▶ **AIM**:
Find and copy each line of the records where the string "title" shows up.

▶ **PROVIDED ENTRIES**:
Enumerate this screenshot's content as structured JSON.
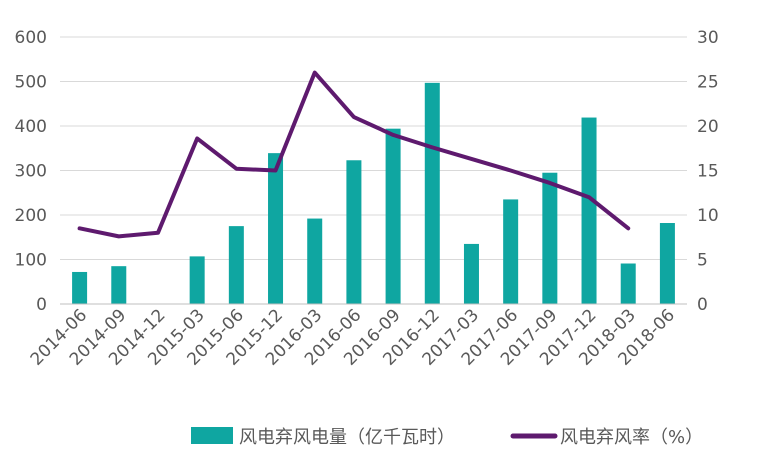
{
  "chart_data": {
    "type": "bar",
    "categories": [
      "2014-06",
      "2014-09",
      "2014-12",
      "2015-03",
      "2015-06",
      "2015-12",
      "2016-03",
      "2016-06",
      "2016-09",
      "2016-12",
      "2017-03",
      "2017-06",
      "2017-09",
      "2017-12",
      "2018-03",
      "2018-06"
    ],
    "series": [
      {
        "name": "风电弃风电量（亿千瓦时）",
        "type": "bar",
        "axis": "left",
        "color": "#0fa6a1",
        "values": [
          72,
          85,
          null,
          107,
          175,
          339,
          192,
          323,
          394,
          497,
          135,
          235,
          295,
          419,
          91,
          182
        ]
      },
      {
        "name": "风电弃风率（%）",
        "type": "line",
        "axis": "right",
        "color": "#5e1a6e",
        "values": [
          8.5,
          7.6,
          8.0,
          18.6,
          15.2,
          15.0,
          26.0,
          21.0,
          19.0,
          17.6,
          16.3,
          15.0,
          13.6,
          12.0,
          8.5,
          null
        ]
      }
    ],
    "y_left": {
      "min": 0,
      "max": 600,
      "ticks": [
        "0",
        "100",
        "200",
        "300",
        "400",
        "500",
        "600"
      ]
    },
    "y_right": {
      "min": 0,
      "max": 30,
      "ticks": [
        "0",
        "5",
        "10",
        "15",
        "20",
        "25",
        "30"
      ]
    },
    "grid": true,
    "legend_position": "bottom-right"
  }
}
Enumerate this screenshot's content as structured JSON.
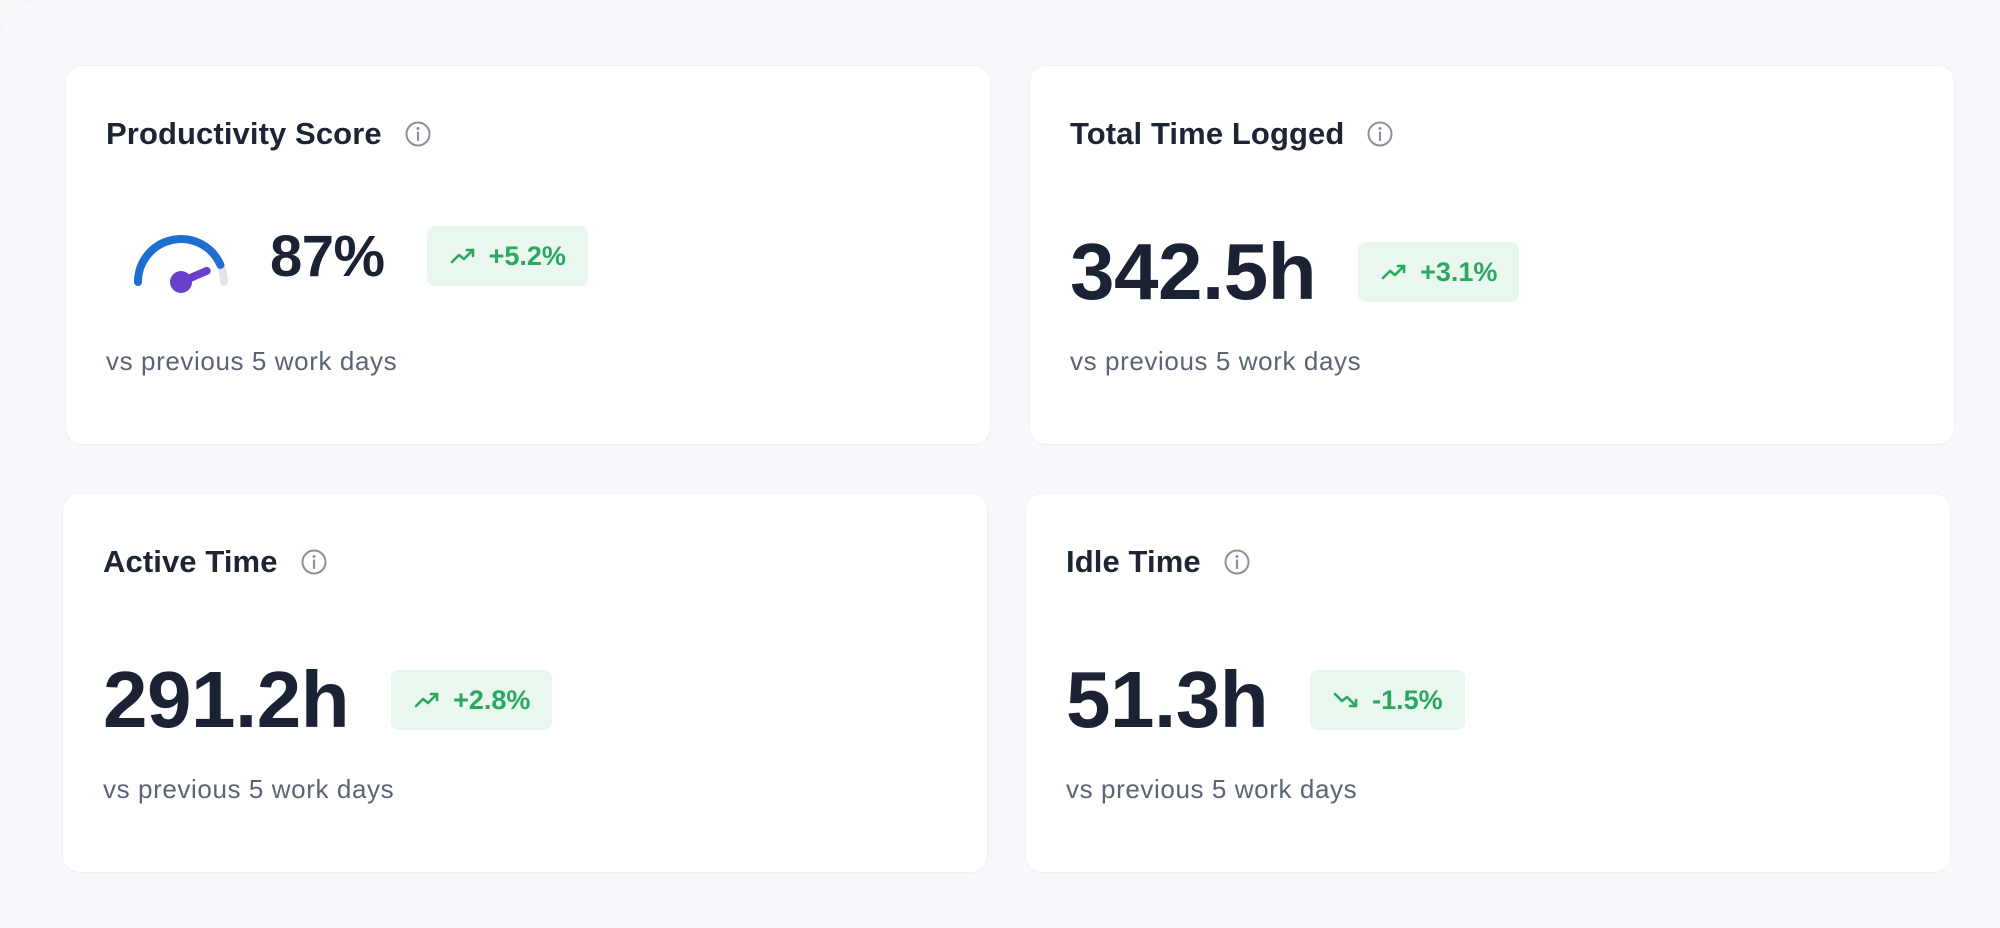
{
  "cards": [
    {
      "title": "Productivity Score",
      "value": "87%",
      "change": "+5.2%",
      "trend": "up",
      "subtext": "vs previous 5 work days",
      "gauge_percent": 87
    },
    {
      "title": "Total Time Logged",
      "value": "342.5h",
      "change": "+3.1%",
      "trend": "up",
      "subtext": "vs previous 5 work days"
    },
    {
      "title": "Active Time",
      "value": "291.2h",
      "change": "+2.8%",
      "trend": "up",
      "subtext": "vs previous 5 work days"
    },
    {
      "title": "Idle Time",
      "value": "51.3h",
      "change": "-1.5%",
      "trend": "down",
      "subtext": "vs previous 5 work days"
    }
  ],
  "icons": {
    "info": "info-circle-icon",
    "trend_up": "trending-up-icon",
    "trend_down": "trending-down-icon"
  },
  "colors": {
    "gauge_arc": "#1f6fd1",
    "gauge_track": "#e2e4ea",
    "gauge_needle": "#6a3fc9",
    "positive_text": "#2aa862",
    "positive_bg": "#e9f7ee"
  }
}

▶ **COMPLETED EXERCISE**:
      "title": "Productivity Score",
      "title": "Total Time Logged",
      "title": "Active Time",
      "title": "Idle Time",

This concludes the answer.